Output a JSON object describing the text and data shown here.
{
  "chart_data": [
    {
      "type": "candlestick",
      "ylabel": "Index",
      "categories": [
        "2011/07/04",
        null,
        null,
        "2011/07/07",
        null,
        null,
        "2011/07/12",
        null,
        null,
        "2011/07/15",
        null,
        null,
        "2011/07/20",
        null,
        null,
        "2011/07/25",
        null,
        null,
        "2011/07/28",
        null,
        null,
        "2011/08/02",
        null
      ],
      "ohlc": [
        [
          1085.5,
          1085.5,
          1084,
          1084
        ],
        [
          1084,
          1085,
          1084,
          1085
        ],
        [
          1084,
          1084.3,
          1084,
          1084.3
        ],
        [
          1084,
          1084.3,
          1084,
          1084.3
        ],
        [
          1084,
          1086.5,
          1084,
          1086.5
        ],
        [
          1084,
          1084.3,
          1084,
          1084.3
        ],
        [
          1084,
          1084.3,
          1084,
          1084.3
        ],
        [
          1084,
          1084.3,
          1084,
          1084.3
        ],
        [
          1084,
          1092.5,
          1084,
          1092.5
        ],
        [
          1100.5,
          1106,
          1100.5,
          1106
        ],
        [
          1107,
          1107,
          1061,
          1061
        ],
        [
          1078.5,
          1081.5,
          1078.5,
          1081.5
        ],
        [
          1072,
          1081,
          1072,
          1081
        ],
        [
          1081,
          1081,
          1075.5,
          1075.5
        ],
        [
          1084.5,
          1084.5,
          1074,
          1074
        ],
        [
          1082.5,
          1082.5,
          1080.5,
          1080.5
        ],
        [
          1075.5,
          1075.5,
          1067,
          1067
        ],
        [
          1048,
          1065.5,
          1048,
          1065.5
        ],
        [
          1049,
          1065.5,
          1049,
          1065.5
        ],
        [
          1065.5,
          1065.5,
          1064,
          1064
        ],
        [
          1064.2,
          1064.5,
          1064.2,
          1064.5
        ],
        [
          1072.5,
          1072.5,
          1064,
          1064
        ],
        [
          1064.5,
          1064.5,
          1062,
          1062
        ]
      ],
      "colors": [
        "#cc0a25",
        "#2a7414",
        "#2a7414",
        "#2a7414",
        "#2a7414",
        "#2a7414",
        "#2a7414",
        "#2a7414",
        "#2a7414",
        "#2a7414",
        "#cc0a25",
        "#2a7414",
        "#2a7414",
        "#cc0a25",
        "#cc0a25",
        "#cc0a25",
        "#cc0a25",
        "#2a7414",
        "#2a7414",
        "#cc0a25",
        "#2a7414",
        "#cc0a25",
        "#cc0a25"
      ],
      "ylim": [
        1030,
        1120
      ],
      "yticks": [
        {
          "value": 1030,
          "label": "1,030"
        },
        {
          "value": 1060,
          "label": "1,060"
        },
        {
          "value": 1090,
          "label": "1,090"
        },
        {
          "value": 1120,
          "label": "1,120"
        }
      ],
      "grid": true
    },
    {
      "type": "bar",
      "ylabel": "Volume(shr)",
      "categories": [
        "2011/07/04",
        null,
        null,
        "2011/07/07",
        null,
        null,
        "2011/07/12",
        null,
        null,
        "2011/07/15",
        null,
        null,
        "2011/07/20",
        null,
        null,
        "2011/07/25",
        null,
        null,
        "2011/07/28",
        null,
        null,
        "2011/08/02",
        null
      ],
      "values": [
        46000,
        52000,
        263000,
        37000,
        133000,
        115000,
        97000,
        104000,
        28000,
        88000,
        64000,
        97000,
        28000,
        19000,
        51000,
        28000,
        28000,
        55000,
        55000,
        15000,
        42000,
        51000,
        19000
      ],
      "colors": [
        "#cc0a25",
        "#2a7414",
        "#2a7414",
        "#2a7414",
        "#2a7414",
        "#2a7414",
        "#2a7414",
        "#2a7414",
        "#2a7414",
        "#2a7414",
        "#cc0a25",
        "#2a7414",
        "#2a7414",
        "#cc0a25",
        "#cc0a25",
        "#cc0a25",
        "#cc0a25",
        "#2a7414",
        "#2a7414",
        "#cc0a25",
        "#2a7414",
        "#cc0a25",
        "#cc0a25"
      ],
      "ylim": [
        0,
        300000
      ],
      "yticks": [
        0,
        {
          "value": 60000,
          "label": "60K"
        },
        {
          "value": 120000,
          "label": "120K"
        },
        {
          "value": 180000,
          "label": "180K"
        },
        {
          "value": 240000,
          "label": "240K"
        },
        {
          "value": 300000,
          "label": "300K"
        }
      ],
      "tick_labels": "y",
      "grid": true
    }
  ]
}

----

Short problem: Write out the records shown above, exactly as they appear.

Answer to this exercise:
Output a JSON object describing the text and data shown here.
{
  "chart_data": [
    {
      "type": "candlestick",
      "ylabel": "Index",
      "categories": [
        "2011/07/04",
        null,
        null,
        "2011/07/07",
        null,
        null,
        "2011/07/12",
        null,
        null,
        "2011/07/15",
        null,
        null,
        "2011/07/20",
        null,
        null,
        "2011/07/25",
        null,
        null,
        "2011/07/28",
        null,
        null,
        "2011/08/02",
        null
      ],
      "ohlc": [
        [
          1085.5,
          1085.5,
          1084,
          1084
        ],
        [
          1084,
          1085,
          1084,
          1085
        ],
        [
          1084,
          1084.3,
          1084,
          1084.3
        ],
        [
          1084,
          1084.3,
          1084,
          1084.3
        ],
        [
          1084,
          1086.5,
          1084,
          1086.5
        ],
        [
          1084,
          1084.3,
          1084,
          1084.3
        ],
        [
          1084,
          1084.3,
          1084,
          1084.3
        ],
        [
          1084,
          1084.3,
          1084,
          1084.3
        ],
        [
          1084,
          1092.5,
          1084,
          1092.5
        ],
        [
          1100.5,
          1106,
          1100.5,
          1106
        ],
        [
          1107,
          1107,
          1061,
          1061
        ],
        [
          1078.5,
          1081.5,
          1078.5,
          1081.5
        ],
        [
          1072,
          1081,
          1072,
          1081
        ],
        [
          1081,
          1081,
          1075.5,
          1075.5
        ],
        [
          1084.5,
          1084.5,
          1074,
          1074
        ],
        [
          1082.5,
          1082.5,
          1080.5,
          1080.5
        ],
        [
          1075.5,
          1075.5,
          1067,
          1067
        ],
        [
          1048,
          1065.5,
          1048,
          1065.5
        ],
        [
          1049,
          1065.5,
          1049,
          1065.5
        ],
        [
          1065.5,
          1065.5,
          1064,
          1064
        ],
        [
          1064.2,
          1064.5,
          1064.2,
          1064.5
        ],
        [
          1072.5,
          1072.5,
          1064,
          1064
        ],
        [
          1064.5,
          1064.5,
          1062,
          1062
        ]
      ],
      "colors": [
        "#cc0a25",
        "#2a7414",
        "#2a7414",
        "#2a7414",
        "#2a7414",
        "#2a7414",
        "#2a7414",
        "#2a7414",
        "#2a7414",
        "#2a7414",
        "#cc0a25",
        "#2a7414",
        "#2a7414",
        "#cc0a25",
        "#cc0a25",
        "#cc0a25",
        "#cc0a25",
        "#2a7414",
        "#2a7414",
        "#cc0a25",
        "#2a7414",
        "#cc0a25",
        "#cc0a25"
      ],
      "ylim": [
        1030,
        1120
      ],
      "yticks": [
        {
          "value": 1030,
          "label": "1,030"
        },
        {
          "value": 1060,
          "label": "1,060"
        },
        {
          "value": 1090,
          "label": "1,090"
        },
        {
          "value": 1120,
          "label": "1,120"
        }
      ],
      "grid": true
    },
    {
      "type": "bar",
      "ylabel": "Volume(shr)",
      "categories": [
        "2011/07/04",
        null,
        null,
        "2011/07/07",
        null,
        null,
        "2011/07/12",
        null,
        null,
        "2011/07/15",
        null,
        null,
        "2011/07/20",
        null,
        null,
        "2011/07/25",
        null,
        null,
        "2011/07/28",
        null,
        null,
        "2011/08/02",
        null
      ],
      "values": [
        46000,
        52000,
        263000,
        37000,
        133000,
        115000,
        97000,
        104000,
        28000,
        88000,
        64000,
        97000,
        28000,
        19000,
        51000,
        28000,
        28000,
        55000,
        55000,
        15000,
        42000,
        51000,
        19000
      ],
      "colors": [
        "#cc0a25",
        "#2a7414",
        "#2a7414",
        "#2a7414",
        "#2a7414",
        "#2a7414",
        "#2a7414",
        "#2a7414",
        "#2a7414",
        "#2a7414",
        "#cc0a25",
        "#2a7414",
        "#2a7414",
        "#cc0a25",
        "#cc0a25",
        "#cc0a25",
        "#cc0a25",
        "#2a7414",
        "#2a7414",
        "#cc0a25",
        "#2a7414",
        "#cc0a25",
        "#cc0a25"
      ],
      "ylim": [
        0,
        300000
      ],
      "yticks": [
        0,
        {
          "value": 60000,
          "label": "60K"
        },
        {
          "value": 120000,
          "label": "120K"
        },
        {
          "value": 180000,
          "label": "180K"
        },
        {
          "value": 240000,
          "label": "240K"
        },
        {
          "value": 300000,
          "label": "300K"
        }
      ],
      "tick_labels": "y",
      "grid": true
    }
  ]
}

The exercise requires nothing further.